───── SUPPLIED DATA

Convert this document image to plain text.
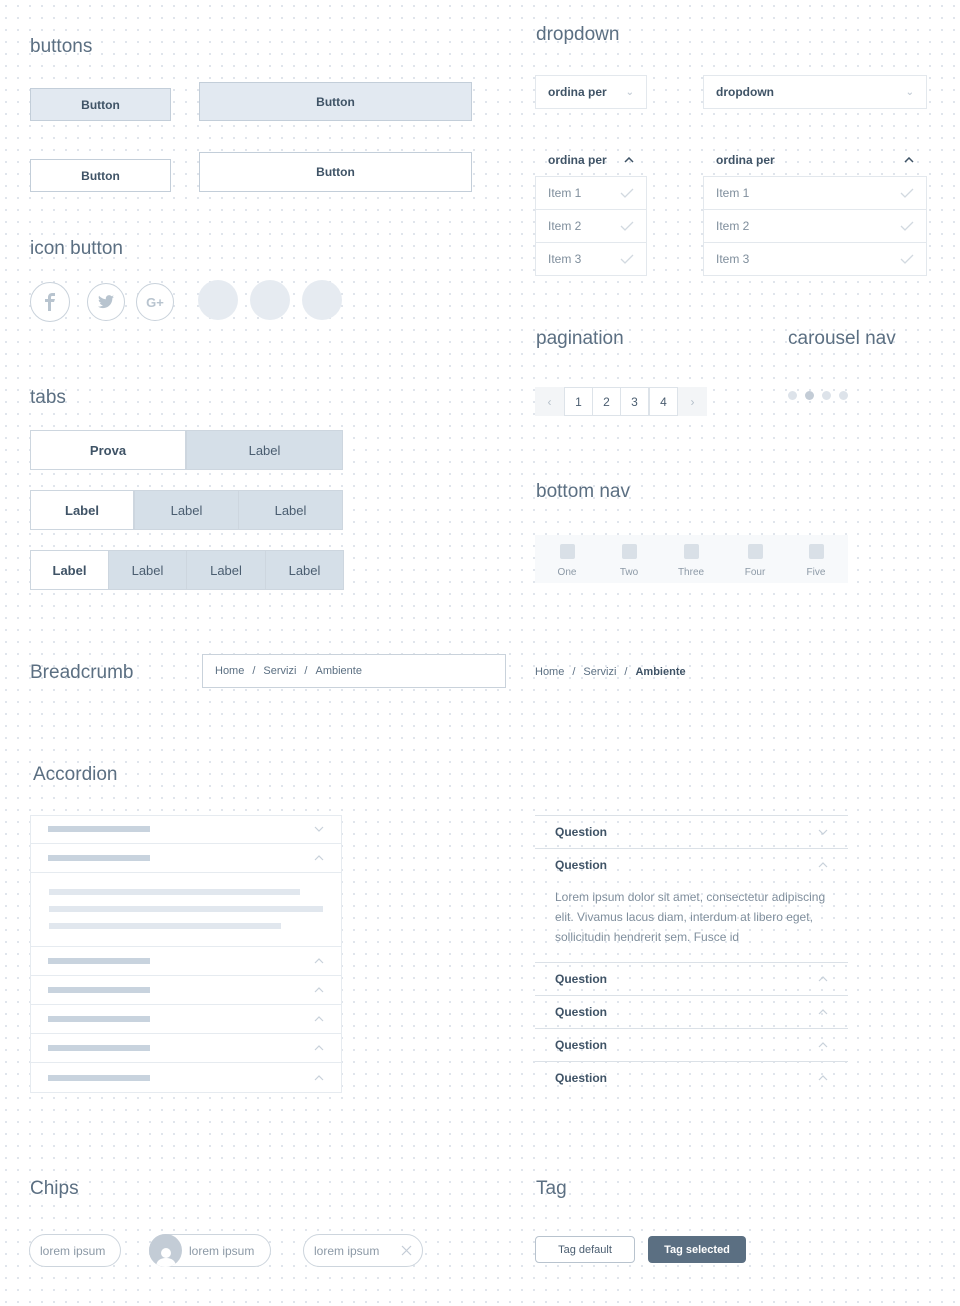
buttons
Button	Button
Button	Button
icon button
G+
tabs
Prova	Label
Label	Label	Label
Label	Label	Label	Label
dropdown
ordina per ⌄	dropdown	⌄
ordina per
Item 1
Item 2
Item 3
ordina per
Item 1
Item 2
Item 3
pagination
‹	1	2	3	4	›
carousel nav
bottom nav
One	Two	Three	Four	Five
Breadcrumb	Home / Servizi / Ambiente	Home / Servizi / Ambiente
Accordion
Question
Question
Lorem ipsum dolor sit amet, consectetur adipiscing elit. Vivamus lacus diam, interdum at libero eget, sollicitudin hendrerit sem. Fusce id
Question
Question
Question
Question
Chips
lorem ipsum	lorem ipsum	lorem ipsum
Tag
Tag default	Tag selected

──────────

STATED PROBLEM: The entries above are to be returned exactly, without their pictures.

ANSWER TO THE EXERCISE:
Convert this document image to plain text.
buttons
Button	Button
Button	Button
icon button
G+
tabs
Prova	Label
Label	Label	Label
Label	Label	Label	Label
dropdown
ordina per ⌄	dropdown	⌄
ordina per
Item 1
Item 2
Item 3
ordina per
Item 1
Item 2
Item 3
pagination
‹	1	2	3	4	›
carousel nav
bottom nav
One	Two	Three	Four	Five
Breadcrumb	Home / Servizi / Ambiente	Home / Servizi / Ambiente
Accordion
Question
Question
Lorem ipsum dolor sit amet, consectetur adipiscing elit. Vivamus lacus diam, interdum at libero eget, sollicitudin hendrerit sem. Fusce id
Question
Question
Question
Question
Chips
lorem ipsum	lorem ipsum	lorem ipsum
Tag
Tag default	Tag selected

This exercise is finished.